┌──

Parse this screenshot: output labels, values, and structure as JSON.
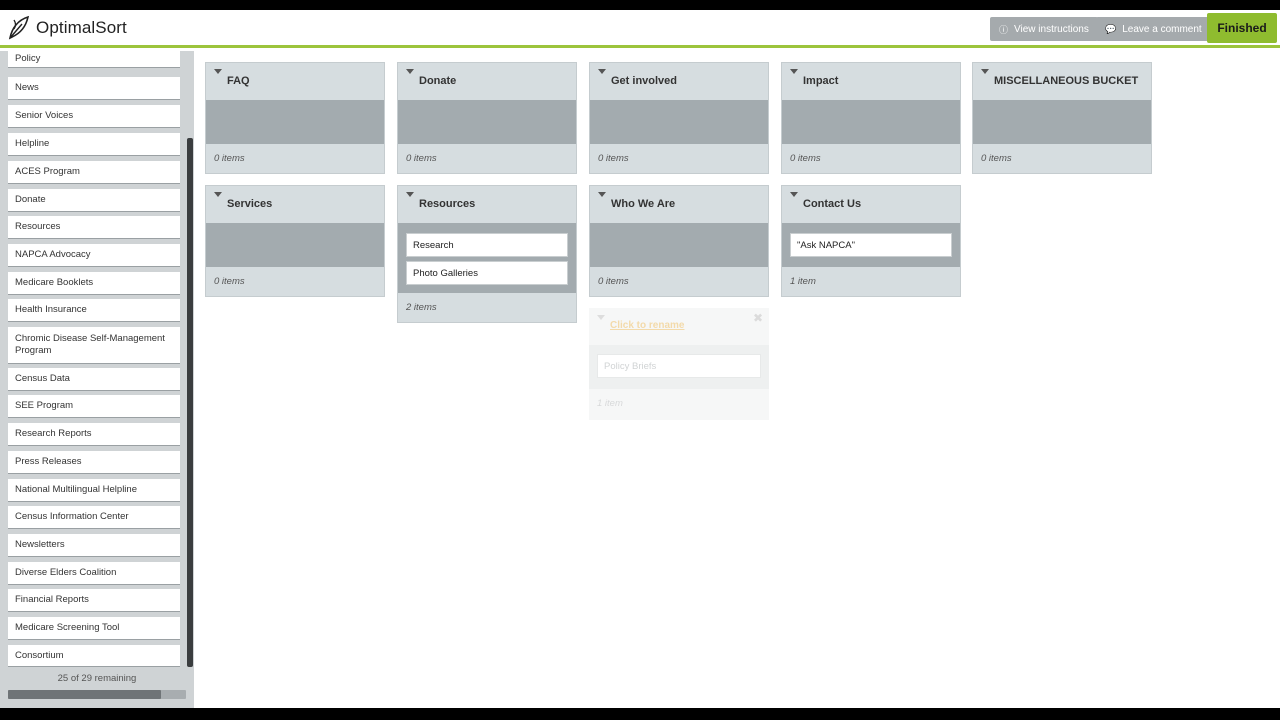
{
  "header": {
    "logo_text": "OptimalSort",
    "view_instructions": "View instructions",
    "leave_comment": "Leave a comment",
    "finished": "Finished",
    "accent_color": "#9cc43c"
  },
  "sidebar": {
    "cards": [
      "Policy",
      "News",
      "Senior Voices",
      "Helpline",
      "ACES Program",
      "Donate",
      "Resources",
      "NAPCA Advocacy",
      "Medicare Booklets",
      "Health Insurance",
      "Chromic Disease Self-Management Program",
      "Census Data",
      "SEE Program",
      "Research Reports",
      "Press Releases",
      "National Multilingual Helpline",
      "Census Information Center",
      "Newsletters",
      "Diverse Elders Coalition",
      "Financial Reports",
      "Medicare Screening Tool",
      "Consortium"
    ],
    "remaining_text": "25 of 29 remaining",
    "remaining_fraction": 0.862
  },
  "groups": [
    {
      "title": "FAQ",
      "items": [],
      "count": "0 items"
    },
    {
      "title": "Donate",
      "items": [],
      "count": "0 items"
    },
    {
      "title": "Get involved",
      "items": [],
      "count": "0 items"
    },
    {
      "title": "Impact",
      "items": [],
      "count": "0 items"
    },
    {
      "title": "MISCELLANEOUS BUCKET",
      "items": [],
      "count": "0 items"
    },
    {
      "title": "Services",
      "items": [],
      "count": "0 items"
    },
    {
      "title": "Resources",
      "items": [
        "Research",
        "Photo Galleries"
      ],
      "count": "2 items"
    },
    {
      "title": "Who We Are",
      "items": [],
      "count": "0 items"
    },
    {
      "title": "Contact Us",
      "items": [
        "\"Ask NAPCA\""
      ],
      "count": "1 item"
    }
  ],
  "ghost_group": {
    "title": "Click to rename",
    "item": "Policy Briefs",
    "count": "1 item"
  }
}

└──

Restate the data above word for word. Skip every picture.

▶ _Written answer_:
Parse this screenshot: output labels, values, and structure as JSON.
{
  "header": {
    "logo_text": "OptimalSort",
    "view_instructions": "View instructions",
    "leave_comment": "Leave a comment",
    "finished": "Finished",
    "accent_color": "#9cc43c"
  },
  "sidebar": {
    "cards": [
      "Policy",
      "News",
      "Senior Voices",
      "Helpline",
      "ACES Program",
      "Donate",
      "Resources",
      "NAPCA Advocacy",
      "Medicare Booklets",
      "Health Insurance",
      "Chromic Disease Self-Management Program",
      "Census Data",
      "SEE Program",
      "Research Reports",
      "Press Releases",
      "National Multilingual Helpline",
      "Census Information Center",
      "Newsletters",
      "Diverse Elders Coalition",
      "Financial Reports",
      "Medicare Screening Tool",
      "Consortium"
    ],
    "remaining_text": "25 of 29 remaining",
    "remaining_fraction": 0.862
  },
  "groups": [
    {
      "title": "FAQ",
      "items": [],
      "count": "0 items"
    },
    {
      "title": "Donate",
      "items": [],
      "count": "0 items"
    },
    {
      "title": "Get involved",
      "items": [],
      "count": "0 items"
    },
    {
      "title": "Impact",
      "items": [],
      "count": "0 items"
    },
    {
      "title": "MISCELLANEOUS BUCKET",
      "items": [],
      "count": "0 items"
    },
    {
      "title": "Services",
      "items": [],
      "count": "0 items"
    },
    {
      "title": "Resources",
      "items": [
        "Research",
        "Photo Galleries"
      ],
      "count": "2 items"
    },
    {
      "title": "Who We Are",
      "items": [],
      "count": "0 items"
    },
    {
      "title": "Contact Us",
      "items": [
        "\"Ask NAPCA\""
      ],
      "count": "1 item"
    }
  ],
  "ghost_group": {
    "title": "Click to rename",
    "item": "Policy Briefs",
    "count": "1 item"
  }
}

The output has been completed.